--- Records to use ---

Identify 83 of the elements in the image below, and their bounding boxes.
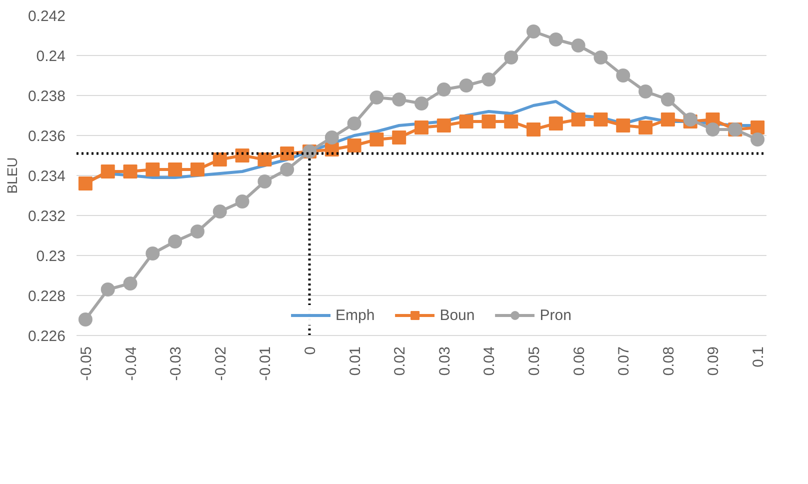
point [146,246,160,260]
y-tick-label: 0.232 [28,208,66,225]
point [146,162,160,176]
x-tick-label: 0.04 [481,346,498,376]
point [459,114,474,128]
point [168,162,182,176]
point [370,90,384,104]
point [190,162,204,176]
point [706,122,720,136]
point [660,112,675,126]
x-tick-label: 0 [302,346,319,355]
x-tick-label: 0.03 [436,346,454,376]
y-tick-label: 0.226 [28,328,66,345]
point [414,120,428,134]
point [414,96,428,110]
point [392,130,406,144]
point [324,130,339,144]
x-tick-label: 0.06 [570,346,588,376]
y-tick-label: 0.23 [36,248,66,265]
x-tick-label: -0.05 [78,346,95,381]
x-tick-label: -0.03 [168,346,185,381]
point [78,176,92,190]
point [258,174,272,188]
point [548,116,563,130]
x-tick-label: 0.09 [705,346,722,376]
point [638,120,653,134]
point [482,72,496,86]
point [347,116,362,130]
point [459,78,474,92]
y-tick-label: 0.238 [28,88,66,105]
point [235,148,250,162]
point [594,50,608,64]
point [123,276,138,290]
point [504,50,518,64]
point [750,120,765,134]
point [526,24,541,38]
y-tick-label: 0.234 [28,168,66,185]
y-tick-label: 0.236 [28,128,66,145]
x-tick-label: 0.1 [750,346,768,368]
point [660,92,675,106]
point [638,84,653,98]
point [190,224,204,238]
point [370,132,384,146]
y-axis-title: BLEU [4,157,20,194]
x-tick-label: 0.07 [616,346,633,376]
point [436,82,451,96]
point [616,118,630,132]
x-tick-label: 0.02 [392,346,409,376]
point [100,164,115,178]
x-tick-label: 0.05 [526,346,544,376]
x-tick-label: 0.01 [346,346,364,376]
y-tick-label: 0.228 [28,288,66,305]
point [235,194,250,208]
point [280,146,294,160]
point [750,132,765,146]
legend-label: Pron [540,306,572,324]
point [258,152,272,166]
point [212,152,227,166]
legend-label: Emph [336,306,375,324]
point [504,114,518,128]
y-tick-label: 0.24 [36,48,66,65]
point [436,118,451,132]
point [548,32,563,46]
point [594,112,608,126]
x-tick-label: -0.04 [122,346,140,381]
point [100,282,115,296]
point [78,312,92,326]
point [212,204,227,218]
y-tick-label: 0.242 [28,8,66,25]
point [392,92,406,106]
point [168,234,182,248]
point [347,138,362,152]
point [280,162,294,176]
point [571,112,586,126]
legend-label: Boun [440,306,475,324]
point [526,122,541,136]
x-tick-label: -0.01 [257,346,274,381]
point [616,68,630,82]
point [571,38,586,52]
x-tick-label: 0.08 [660,346,678,376]
x-tick-label: -0.02 [212,346,230,381]
point [123,164,138,178]
point [482,114,496,128]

---

Count the lines in the listing above that contain the string "legend", matching case exactly, and give only the number.

◆ **Exercise answer**
3